*Stated exercise*: Pull out each line of the data that contains the word "cleaning".

*Task data*:
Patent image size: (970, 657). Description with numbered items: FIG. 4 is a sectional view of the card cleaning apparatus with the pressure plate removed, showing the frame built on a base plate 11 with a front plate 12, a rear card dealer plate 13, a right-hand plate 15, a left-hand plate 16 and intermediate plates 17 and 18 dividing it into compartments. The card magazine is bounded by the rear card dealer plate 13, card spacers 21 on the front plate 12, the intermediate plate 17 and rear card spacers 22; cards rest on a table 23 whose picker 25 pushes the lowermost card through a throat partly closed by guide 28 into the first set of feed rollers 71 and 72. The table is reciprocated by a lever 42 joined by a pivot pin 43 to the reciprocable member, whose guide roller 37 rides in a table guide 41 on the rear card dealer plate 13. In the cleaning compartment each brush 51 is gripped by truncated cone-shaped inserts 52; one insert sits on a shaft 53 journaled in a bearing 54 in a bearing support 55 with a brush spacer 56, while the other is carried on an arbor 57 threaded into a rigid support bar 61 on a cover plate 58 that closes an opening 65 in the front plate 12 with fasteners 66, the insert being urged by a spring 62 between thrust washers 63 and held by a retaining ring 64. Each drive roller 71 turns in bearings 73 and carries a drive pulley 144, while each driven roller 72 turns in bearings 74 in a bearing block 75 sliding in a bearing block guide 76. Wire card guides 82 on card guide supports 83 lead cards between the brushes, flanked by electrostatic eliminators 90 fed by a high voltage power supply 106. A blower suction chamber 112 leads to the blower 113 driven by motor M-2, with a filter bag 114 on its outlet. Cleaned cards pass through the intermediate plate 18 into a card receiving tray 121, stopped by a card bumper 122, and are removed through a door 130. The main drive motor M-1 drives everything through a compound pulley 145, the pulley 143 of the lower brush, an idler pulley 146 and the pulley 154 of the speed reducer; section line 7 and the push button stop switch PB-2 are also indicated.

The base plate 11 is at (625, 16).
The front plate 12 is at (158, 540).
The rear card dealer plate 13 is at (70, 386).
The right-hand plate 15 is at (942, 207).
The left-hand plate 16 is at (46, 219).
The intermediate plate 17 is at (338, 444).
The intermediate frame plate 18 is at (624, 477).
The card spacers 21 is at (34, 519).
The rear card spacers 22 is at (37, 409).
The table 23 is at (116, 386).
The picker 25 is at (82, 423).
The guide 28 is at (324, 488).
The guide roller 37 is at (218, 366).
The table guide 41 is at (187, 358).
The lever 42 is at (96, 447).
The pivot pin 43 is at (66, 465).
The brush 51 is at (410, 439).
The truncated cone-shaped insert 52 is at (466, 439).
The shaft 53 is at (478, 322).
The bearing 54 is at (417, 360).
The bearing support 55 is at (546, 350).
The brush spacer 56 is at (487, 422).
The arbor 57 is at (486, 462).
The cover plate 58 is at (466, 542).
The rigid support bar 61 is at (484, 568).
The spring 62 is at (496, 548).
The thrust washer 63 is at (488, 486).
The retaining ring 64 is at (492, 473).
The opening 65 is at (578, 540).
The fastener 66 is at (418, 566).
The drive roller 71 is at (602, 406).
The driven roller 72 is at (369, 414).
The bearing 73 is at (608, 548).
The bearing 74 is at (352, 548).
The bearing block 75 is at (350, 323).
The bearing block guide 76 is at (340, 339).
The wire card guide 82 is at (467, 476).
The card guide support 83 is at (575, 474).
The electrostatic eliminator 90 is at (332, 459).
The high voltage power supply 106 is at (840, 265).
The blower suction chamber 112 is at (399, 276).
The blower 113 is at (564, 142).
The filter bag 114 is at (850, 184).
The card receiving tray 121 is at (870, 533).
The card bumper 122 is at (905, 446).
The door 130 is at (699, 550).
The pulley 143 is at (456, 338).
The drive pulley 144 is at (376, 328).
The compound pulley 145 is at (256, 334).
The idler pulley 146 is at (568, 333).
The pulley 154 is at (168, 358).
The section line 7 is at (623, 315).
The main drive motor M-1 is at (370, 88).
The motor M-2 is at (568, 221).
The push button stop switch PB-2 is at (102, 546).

*Complete response*:
Patent image size: (970, 657). Description with numbered items: FIG. 4 is a sectional view of the card cleaning apparatus with the pressure plate removed, showing the frame built on a base plate 11 with a front plate 12, a rear card dealer plate 13, a right-hand plate 15, a left-hand plate 16 and intermediate plates 17 and 18 dividing it into compartments. The card magazine is bounded by the rear card dealer plate 13, card spacers 21 on the front plate 12, the intermediate plate 17 and rear card spacers 22; cards rest on a table 23 whose picker 25 pushes the lowermost card through a throat partly closed by guide 28 into the first set of feed rollers 71 and 72. The table is reciprocated by a lever 42 joined by a pivot pin 43 to the reciprocable member, whose guide roller 37 rides in a table guide 41 on the rear card dealer plate 13. In the cleaning compartment each brush 51 is gripped by truncated cone-shaped inserts 52; one insert sits on a shaft 53 journaled in a bearing 54 in a bearing support 55 with a brush spacer 56, while the other is carried on an arbor 57 threaded into a rigid support bar 61 on a cover plate 58 that closes an opening 65 in the front plate 12 with fasteners 66, the insert being urged by a spring 62 between thrust washers 63 and held by a retaining ring 64. Each drive roller 71 turns in bearings 73 and carries a drive pulley 144, while each driven roller 72 turns in bearings 74 in a bearing block 75 sliding in a bearing block guide 76. Wire card guides 82 on card guide supports 83 lead cards between the brushes, flanked by electrostatic eliminators 90 fed by a high voltage power supply 106. A blower suction chamber 112 leads to the blower 113 driven by motor M-2, with a filter bag 114 on its outlet. Cleaned cards pass through the intermediate plate 18 into a card receiving tray 121, stopped by a card bumper 122, and are removed through a door 130. The main drive motor M-1 drives everything through a compound pulley 145, the pulley 143 of the lower brush, an idler pulley 146 and the pulley 154 of the speed reducer; section line 7 and the push button stop switch PB-2 are also indicated.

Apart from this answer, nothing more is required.